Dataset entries
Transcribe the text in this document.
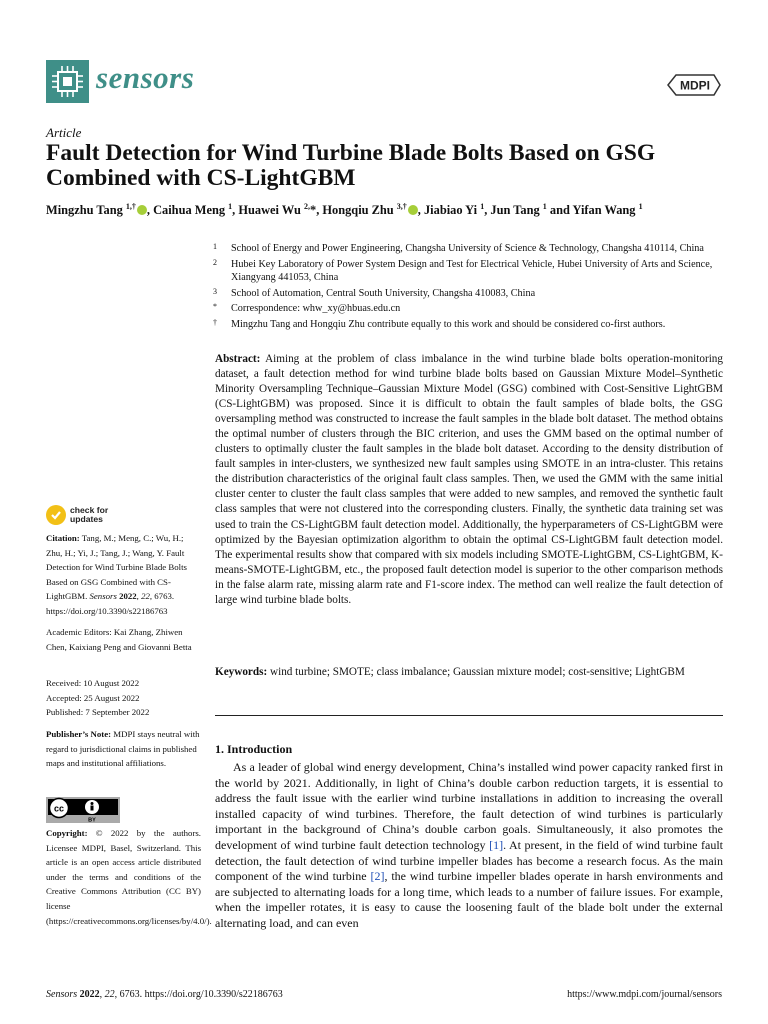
sensors	MDPI
Article
Fault Detection for Wind Turbine Blade Bolts Based on GSG Combined with CS-LightGBM
Mingzhu Tang $^{1,\dagger}$ , Caihua Meng $^1$, Huawei Wu $^{2,}$*, Hongqiu Zhu $^{3,\dagger}$ , Jiabiao Yi $^1$, Jun Tang $^1$ and Yifan Wang $^1$
1 School of Energy and Power Engineering, Changsha University of Science & Technology, Changsha 410114, China
2 Hubei Key Laboratory of Power System Design and Test for Electrical Vehicle, Hubei University of Arts and Science, Xiangyang 441053, China
3 School of Automation, Central South University, Changsha 410083, China
* Correspondence: whw_xy@hbuas.edu.cn
† Mingzhu Tang and Hongqiu Zhu contribute equally to this work and should be considered co-first authors.
Abstract: Aiming at the problem of class imbalance in the wind turbine blade bolts operation-monitoring dataset, a fault detection method for wind turbine blade bolts based on Gaussian Mixture Model–Synthetic Minority Oversampling Technique–Gaussian Mixture Model (GSG) combined with Cost-Sensitive LightGBM (CS-LightGBM) was proposed. Since it is difficult to obtain the fault samples of blade bolts, the GSG oversampling method was constructed to increase the fault samples in the blade bolt dataset. The method obtains the optimal number of clusters through the BIC criterion, and uses the GMM based on the optimal number of clusters to optimally cluster the fault samples in the blade bolt dataset. According to the density distribution of fault samples in inter-clusters, we synthesized new fault samples using SMOTE in an intra-cluster. This retains the distribution characteristics of the original fault class samples. Then, we used the GMM with the same initial cluster center to cluster the fault class samples that were added to new samples, and removed the synthetic fault class samples that were not clustered into the corresponding clusters. Finally, the synthetic data training set was used to train the CS-LightGBM fault detection model. Additionally, the hyperparameters of CS-LightGBM were optimized by the Bayesian optimization algorithm to obtain the optimal CS-LightGBM fault detection model. The experimental results show that compared with six models including SMOTE-LightGBM, CS-LightGBM, K-means-SMOTE-LightGBM, etc., the proposed fault detection model is superior to the other comparison methods in the false alarm rate, missing alarm rate and F1-score index. The method can well realize the fault detection of large wind turbine blade bolts.
Keywords: wind turbine; SMOTE; class imbalance; Gaussian mixture model; cost-sensitive; LightGBM
1. Introduction
As a leader of global wind energy development, China’s installed wind power capacity ranked first in the world by 2021. Additionally, in light of China’s double carbon reduction targets, it is essential to address the fault issue with the earlier wind turbine installations in addition to increasing the overall installed capacity of wind turbines. Therefore, the fault detection of wind turbines is particularly important in the background of China’s double carbon goals. Simultaneously, it also promotes the development of wind turbine fault detection technology [1]. At present, in the field of wind turbine fault detection, the fault detection of wind turbine impeller blades has become a research focus. As the main component of the wind turbine [2], the wind turbine impeller blades operate in harsh environments and are subjected to alternating loads for a long time, which leads to a number of failure issues. For example, when the impeller rotates, it is easy to cause the loosening fault of the blade bolt under the external alternating load, and can even
check for
updates
Citation: Tang, M.; Meng, C.; Wu, H.; Zhu, H.; Yi, J.; Tang, J.; Wang, Y. Fault Detection for Wind Turbine Blade Bolts Based on GSG Combined with CS-LightGBM. Sensors 2022, 22, 6763. https://doi.org/10.3390/s22186763
Academic Editors: Kai Zhang, Zhiwen Chen, Kaixiang Peng and Giovanni Betta
Received: 10 August 2022
Accepted: 25 August 2022
Published: 7 September 2022
Publisher’s Note: MDPI stays neutral with regard to jurisdictional claims in published maps and institutional affiliations.
cc
BY
Copyright: © 2022 by the authors. Licensee MDPI, Basel, Switzerland. This article is an open access article distributed under the terms and conditions of the Creative Commons Attribution (CC BY) license (https://creativecommons.org/licenses/by/4.0/).
Sensors 2022, 22, 6763. https://doi.org/10.3390/s22186763	https://www.mdpi.com/journal/sensors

The problem: Copy out all the data without changing anything, and drop the pictures.

Task answer:
Transcribe the text in this document.
sensors	MDPI
Article
Fault Detection for Wind Turbine Blade Bolts Based on GSG Combined with CS-LightGBM
Mingzhu Tang $^{1,\dagger}$ , Caihua Meng $^1$, Huawei Wu $^{2,}$*, Hongqiu Zhu $^{3,\dagger}$ , Jiabiao Yi $^1$, Jun Tang $^1$ and Yifan Wang $^1$
1 School of Energy and Power Engineering, Changsha University of Science & Technology, Changsha 410114, China
2 Hubei Key Laboratory of Power System Design and Test for Electrical Vehicle, Hubei University of Arts and Science, Xiangyang 441053, China
3 School of Automation, Central South University, Changsha 410083, China
* Correspondence: whw_xy@hbuas.edu.cn
† Mingzhu Tang and Hongqiu Zhu contribute equally to this work and should be considered co-first authors.
Abstract: Aiming at the problem of class imbalance in the wind turbine blade bolts operation-monitoring dataset, a fault detection method for wind turbine blade bolts based on Gaussian Mixture Model–Synthetic Minority Oversampling Technique–Gaussian Mixture Model (GSG) combined with Cost-Sensitive LightGBM (CS-LightGBM) was proposed. Since it is difficult to obtain the fault samples of blade bolts, the GSG oversampling method was constructed to increase the fault samples in the blade bolt dataset. The method obtains the optimal number of clusters through the BIC criterion, and uses the GMM based on the optimal number of clusters to optimally cluster the fault samples in the blade bolt dataset. According to the density distribution of fault samples in inter-clusters, we synthesized new fault samples using SMOTE in an intra-cluster. This retains the distribution characteristics of the original fault class samples. Then, we used the GMM with the same initial cluster center to cluster the fault class samples that were added to new samples, and removed the synthetic fault class samples that were not clustered into the corresponding clusters. Finally, the synthetic data training set was used to train the CS-LightGBM fault detection model. Additionally, the hyperparameters of CS-LightGBM were optimized by the Bayesian optimization algorithm to obtain the optimal CS-LightGBM fault detection model. The experimental results show that compared with six models including SMOTE-LightGBM, CS-LightGBM, K-means-SMOTE-LightGBM, etc., the proposed fault detection model is superior to the other comparison methods in the false alarm rate, missing alarm rate and F1-score index. The method can well realize the fault detection of large wind turbine blade bolts.
Keywords: wind turbine; SMOTE; class imbalance; Gaussian mixture model; cost-sensitive; LightGBM
1. Introduction
As a leader of global wind energy development, China’s installed wind power capacity ranked first in the world by 2021. Additionally, in light of China’s double carbon reduction targets, it is essential to address the fault issue with the earlier wind turbine installations in addition to increasing the overall installed capacity of wind turbines. Therefore, the fault detection of wind turbines is particularly important in the background of China’s double carbon goals. Simultaneously, it also promotes the development of wind turbine fault detection technology [1]. At present, in the field of wind turbine fault detection, the fault detection of wind turbine impeller blades has become a research focus. As the main component of the wind turbine [2], the wind turbine impeller blades operate in harsh environments and are subjected to alternating loads for a long time, which leads to a number of failure issues. For example, when the impeller rotates, it is easy to cause the loosening fault of the blade bolt under the external alternating load, and can even
check for
updates
Citation: Tang, M.; Meng, C.; Wu, H.; Zhu, H.; Yi, J.; Tang, J.; Wang, Y. Fault Detection for Wind Turbine Blade Bolts Based on GSG Combined with CS-LightGBM. Sensors 2022, 22, 6763. https://doi.org/10.3390/s22186763
Academic Editors: Kai Zhang, Zhiwen Chen, Kaixiang Peng and Giovanni Betta
Received: 10 August 2022
Accepted: 25 August 2022
Published: 7 September 2022
Publisher’s Note: MDPI stays neutral with regard to jurisdictional claims in published maps and institutional affiliations.
cc
BY
Copyright: © 2022 by the authors. Licensee MDPI, Basel, Switzerland. This article is an open access article distributed under the terms and conditions of the Creative Commons Attribution (CC BY) license (https://creativecommons.org/licenses/by/4.0/).
Sensors 2022, 22, 6763. https://doi.org/10.3390/s22186763	https://www.mdpi.com/journal/sensors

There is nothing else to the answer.